WHAT YOU WILL DO
Copy all of the records below, replacing "screenshot" with "chart" and leaving everything else unchanged. Omit the pictures.

DATA SUPPLIED
[Begin]
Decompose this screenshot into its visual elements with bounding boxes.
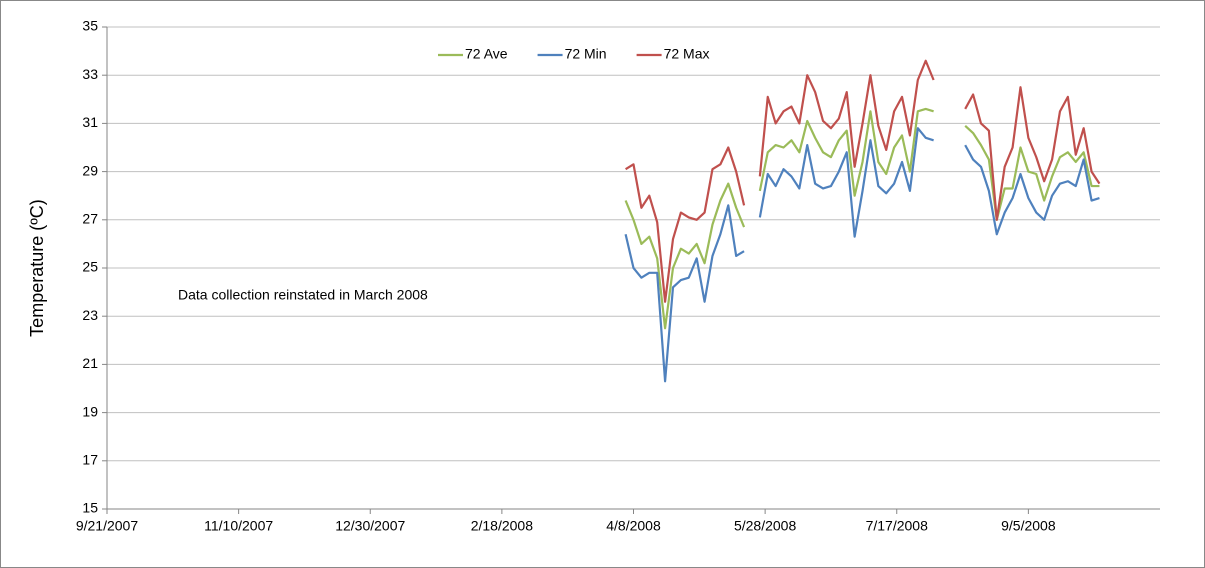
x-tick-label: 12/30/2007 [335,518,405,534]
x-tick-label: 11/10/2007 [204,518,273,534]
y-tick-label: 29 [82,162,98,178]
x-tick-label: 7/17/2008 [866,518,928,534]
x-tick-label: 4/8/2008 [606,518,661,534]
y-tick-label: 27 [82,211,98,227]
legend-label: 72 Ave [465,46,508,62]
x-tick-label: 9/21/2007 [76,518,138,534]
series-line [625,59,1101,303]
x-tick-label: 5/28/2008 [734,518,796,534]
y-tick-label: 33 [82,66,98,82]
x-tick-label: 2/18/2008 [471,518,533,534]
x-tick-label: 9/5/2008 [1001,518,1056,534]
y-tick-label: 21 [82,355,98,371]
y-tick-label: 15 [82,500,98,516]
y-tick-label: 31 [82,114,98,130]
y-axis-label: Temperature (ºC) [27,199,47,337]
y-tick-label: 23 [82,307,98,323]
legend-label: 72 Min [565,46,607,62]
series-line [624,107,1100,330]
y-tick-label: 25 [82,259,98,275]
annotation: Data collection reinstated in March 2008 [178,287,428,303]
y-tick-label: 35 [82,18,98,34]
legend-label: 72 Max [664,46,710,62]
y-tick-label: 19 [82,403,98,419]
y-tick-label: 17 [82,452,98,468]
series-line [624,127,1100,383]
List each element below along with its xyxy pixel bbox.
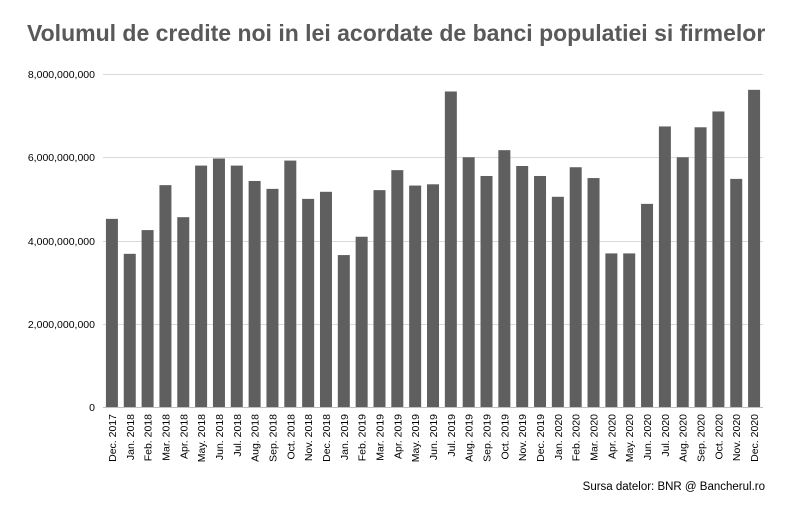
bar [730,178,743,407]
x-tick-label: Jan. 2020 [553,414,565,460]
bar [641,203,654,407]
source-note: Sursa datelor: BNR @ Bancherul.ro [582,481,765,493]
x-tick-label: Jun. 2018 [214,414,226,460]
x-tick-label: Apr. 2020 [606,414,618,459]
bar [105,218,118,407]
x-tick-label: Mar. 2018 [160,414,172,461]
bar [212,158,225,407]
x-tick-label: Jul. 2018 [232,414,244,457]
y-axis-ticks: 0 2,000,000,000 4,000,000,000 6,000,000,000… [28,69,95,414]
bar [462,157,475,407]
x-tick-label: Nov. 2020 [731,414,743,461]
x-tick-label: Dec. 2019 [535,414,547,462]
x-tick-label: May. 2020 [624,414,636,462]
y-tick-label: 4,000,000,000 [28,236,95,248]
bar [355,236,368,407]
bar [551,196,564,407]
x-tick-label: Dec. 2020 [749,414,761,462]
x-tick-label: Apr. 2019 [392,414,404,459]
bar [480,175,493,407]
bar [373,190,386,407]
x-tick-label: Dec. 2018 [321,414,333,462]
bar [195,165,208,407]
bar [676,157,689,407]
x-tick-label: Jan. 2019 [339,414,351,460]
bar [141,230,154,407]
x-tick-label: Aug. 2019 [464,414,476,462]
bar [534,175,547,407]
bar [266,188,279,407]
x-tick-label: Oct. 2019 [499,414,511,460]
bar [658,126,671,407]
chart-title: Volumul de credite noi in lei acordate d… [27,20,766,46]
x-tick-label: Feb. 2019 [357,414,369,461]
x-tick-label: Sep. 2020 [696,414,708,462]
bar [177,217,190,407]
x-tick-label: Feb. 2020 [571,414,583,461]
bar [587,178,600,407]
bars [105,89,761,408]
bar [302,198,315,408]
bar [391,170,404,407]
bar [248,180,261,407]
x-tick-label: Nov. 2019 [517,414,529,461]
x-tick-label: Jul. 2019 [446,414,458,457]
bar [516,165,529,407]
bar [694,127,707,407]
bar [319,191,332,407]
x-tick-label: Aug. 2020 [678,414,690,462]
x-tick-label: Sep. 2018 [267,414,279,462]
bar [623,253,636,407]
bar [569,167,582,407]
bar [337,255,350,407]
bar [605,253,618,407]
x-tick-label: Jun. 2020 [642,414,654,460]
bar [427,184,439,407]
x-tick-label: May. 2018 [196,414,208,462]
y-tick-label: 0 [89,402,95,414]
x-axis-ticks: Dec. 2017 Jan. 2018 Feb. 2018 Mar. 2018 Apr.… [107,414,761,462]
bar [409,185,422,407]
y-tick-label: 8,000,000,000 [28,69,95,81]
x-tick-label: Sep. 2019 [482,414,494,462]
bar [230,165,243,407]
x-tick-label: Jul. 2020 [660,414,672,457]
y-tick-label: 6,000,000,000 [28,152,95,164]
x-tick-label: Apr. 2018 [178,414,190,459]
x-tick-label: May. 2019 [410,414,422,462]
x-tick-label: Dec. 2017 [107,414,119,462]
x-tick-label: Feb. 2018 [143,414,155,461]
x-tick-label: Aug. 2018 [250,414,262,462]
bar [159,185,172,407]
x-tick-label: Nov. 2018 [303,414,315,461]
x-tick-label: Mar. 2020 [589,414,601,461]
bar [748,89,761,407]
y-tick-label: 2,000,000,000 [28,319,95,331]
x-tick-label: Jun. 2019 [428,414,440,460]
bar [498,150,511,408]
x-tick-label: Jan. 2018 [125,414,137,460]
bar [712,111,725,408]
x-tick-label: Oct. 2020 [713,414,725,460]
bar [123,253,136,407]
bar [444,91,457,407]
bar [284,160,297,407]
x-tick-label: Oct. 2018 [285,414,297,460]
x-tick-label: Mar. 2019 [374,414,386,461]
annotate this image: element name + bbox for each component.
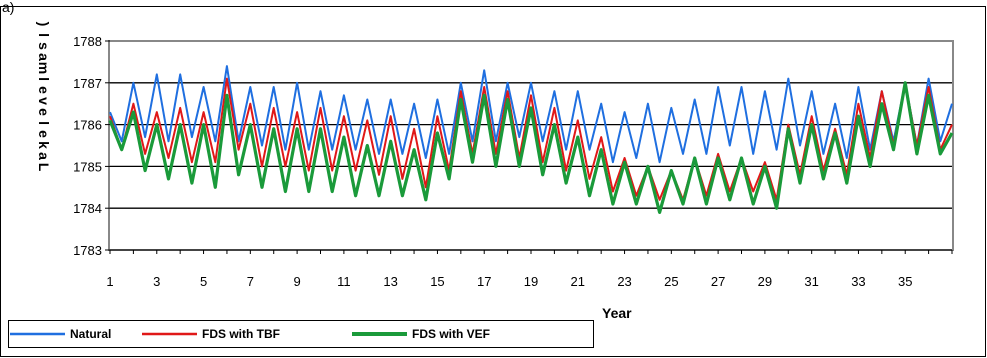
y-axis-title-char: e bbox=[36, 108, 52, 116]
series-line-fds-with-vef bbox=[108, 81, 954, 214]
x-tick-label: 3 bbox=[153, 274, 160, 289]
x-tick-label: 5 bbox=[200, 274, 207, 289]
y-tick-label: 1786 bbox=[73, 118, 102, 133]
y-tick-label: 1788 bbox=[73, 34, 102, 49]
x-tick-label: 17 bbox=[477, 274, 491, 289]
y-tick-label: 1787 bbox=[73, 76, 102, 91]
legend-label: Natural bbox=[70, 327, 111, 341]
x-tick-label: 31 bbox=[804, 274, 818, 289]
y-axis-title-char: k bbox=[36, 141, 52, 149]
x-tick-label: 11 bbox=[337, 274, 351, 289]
[End]
THE ANSWER
Decompose this chart into its visual elements with bounding boxes.
x-tick-label: 12/30/2007 [335,518,405,534]
x-tick-label: 11/10/2007 [204,518,273,534]
y-tick-label: 29 [82,162,98,178]
x-tick-label: 7/17/2008 [866,518,928,534]
x-tick-label: 4/8/2008 [606,518,661,534]
y-tick-label: 27 [82,211,98,227]
legend-label: 72 Ave [465,46,508,62]
x-tick-label: 9/21/2007 [76,518,138,534]
series-line [625,59,1101,303]
x-tick-label: 5/28/2008 [734,518,796,534]
y-tick-label: 33 [82,66,98,82]
x-tick-label: 2/18/2008 [471,518,533,534]
x-tick-label: 9/5/2008 [1001,518,1056,534]
y-tick-label: 21 [82,355,98,371]
y-tick-label: 15 [82,500,98,516]
y-tick-label: 31 [82,114,98,130]
y-axis-label: Temperature (ºC) [27,199,47,337]
y-tick-label: 23 [82,307,98,323]
legend-label: 72 Min [565,46,607,62]
series-line [624,107,1100,330]
y-tick-label: 25 [82,259,98,275]
annotation: Data collection reinstated in March 2008 [178,287,428,303]
y-tick-label: 35 [82,18,98,34]
legend-label: 72 Max [664,46,710,62]
y-tick-label: 19 [82,403,98,419]
y-tick-label: 17 [82,452,98,468]
series-line [624,127,1100,383]
List each element below along with its xyxy pixel bbox.
bar [730,178,743,407]
x-tick-label: Jan. 2020 [553,414,565,460]
bar [641,203,654,407]
source-note: Sursa datelor: BNR @ Bancherul.ro [582,481,765,493]
x-tick-label: Jun. 2018 [214,414,226,460]
x-tick-label: Apr. 2020 [606,414,618,459]
bar [105,218,118,407]
x-tick-label: Mar. 2018 [160,414,172,461]
bar [212,158,225,407]
x-tick-label: Jul. 2018 [232,414,244,457]
y-axis-ticks: 0 2,000,000,000 4,000,000,000 6,000,000,000… [28,69,95,414]
bar [462,157,475,407]
x-tick-label: Nov. 2020 [731,414,743,461]
x-tick-label: Dec. 2019 [535,414,547,462]
x-tick-label: May. 2020 [624,414,636,462]
y-tick-label: 4,000,000,000 [28,236,95,248]
bar [355,236,368,407]
bar [551,196,564,407]
x-tick-label: Dec. 2020 [749,414,761,462]
x-tick-label: Apr. 2019 [392,414,404,459]
bar [480,175,493,407]
bar [373,190,386,407]
x-tick-label: Dec. 2018 [321,414,333,462]
bar [195,165,208,407]
bar [676,157,689,407]
x-tick-label: Jan. 2019 [339,414,351,460]
bar [141,230,154,407]
x-tick-label: Aug. 2019 [464,414,476,462]
bar [534,175,547,407]
bar [266,188,279,407]
x-tick-label: Oct. 2019 [499,414,511,460]
bar [658,126,671,407]
chart-title: Volumul de credite noi in lei acordate d… [27,20,766,46]
x-tick-label: Feb. 2019 [357,414,369,461]
x-tick-label: Sep. 2020 [696,414,708,462]
bar [177,217,190,407]
x-tick-label: Feb. 2020 [571,414,583,461]
bar [587,178,600,407]
bars [105,89,761,408]
bar [302,198,315,408]
bar [391,170,404,407]
bar [248,180,261,407]
x-tick-label: Nov. 2019 [517,414,529,461]
x-tick-label: Jul. 2019 [446,414,458,457]
bar [516,165,529,407]
bar [694,127,707,407]
bar [319,191,332,407]
x-tick-label: Aug. 2020 [678,414,690,462]
x-tick-label: Sep. 2018 [267,414,279,462]
bar [623,253,636,407]
bar [569,167,582,407]
bar [337,255,350,407]
bar [605,253,618,407]
x-tick-label: Jun. 2020 [642,414,654,460]
bar [427,184,439,407]
x-tick-label: May. 2018 [196,414,208,462]
y-tick-label: 0 [89,402,95,414]
x-axis-ticks: Dec. 2017 Jan. 2018 Feb. 2018 Mar. 2018 Apr.… [107,414,761,462]
bar [409,185,422,407]
y-tick-label: 8,000,000,000 [28,69,95,81]
x-tick-label: Sep. 2019 [482,414,494,462]
bar [230,165,243,407]
x-tick-label: Jul. 2020 [660,414,672,457]
y-tick-label: 6,000,000,000 [28,152,95,164]
x-tick-label: Apr. 2018 [178,414,190,459]
x-tick-label: May. 2019 [410,414,422,462]
x-tick-label: Dec. 2017 [107,414,119,462]
x-tick-label: Feb. 2018 [143,414,155,461]
x-tick-label: Aug. 2018 [250,414,262,462]
bar [159,185,172,407]
x-tick-label: Nov. 2018 [303,414,315,461]
x-tick-label: Mar. 2020 [589,414,601,461]
bar [748,89,761,407]
y-tick-label: 2,000,000,000 [28,319,95,331]
x-tick-label: Jun. 2019 [428,414,440,460]
bar [498,150,511,408]
x-tick-label: Jan. 2018 [125,414,137,460]
bar [712,111,725,408]
x-tick-label: Oct. 2020 [713,414,725,460]
bar [123,253,136,407]
bar [444,91,457,407]
bar [284,160,297,407]
x-tick-label: Oct. 2018 [285,414,297,460]
x-tick-label: Mar. 2019 [374,414,386,461]
annotate this image: element name + bbox for each component.
y-axis-title-char: e bbox=[36, 108, 52, 116]
series-line-fds-with-vef bbox=[108, 81, 954, 214]
x-tick-label: 3 bbox=[153, 274, 160, 289]
x-tick-label: 5 bbox=[200, 274, 207, 289]
y-tick-label: 1786 bbox=[73, 118, 102, 133]
y-tick-label: 1788 bbox=[73, 34, 102, 49]
x-tick-label: 17 bbox=[477, 274, 491, 289]
y-tick-label: 1787 bbox=[73, 76, 102, 91]
legend-label: Natural bbox=[70, 327, 111, 341]
x-tick-label: 31 bbox=[804, 274, 818, 289]
y-axis-title-char: k bbox=[36, 141, 52, 149]
x-tick-label: 11 bbox=[337, 274, 351, 289]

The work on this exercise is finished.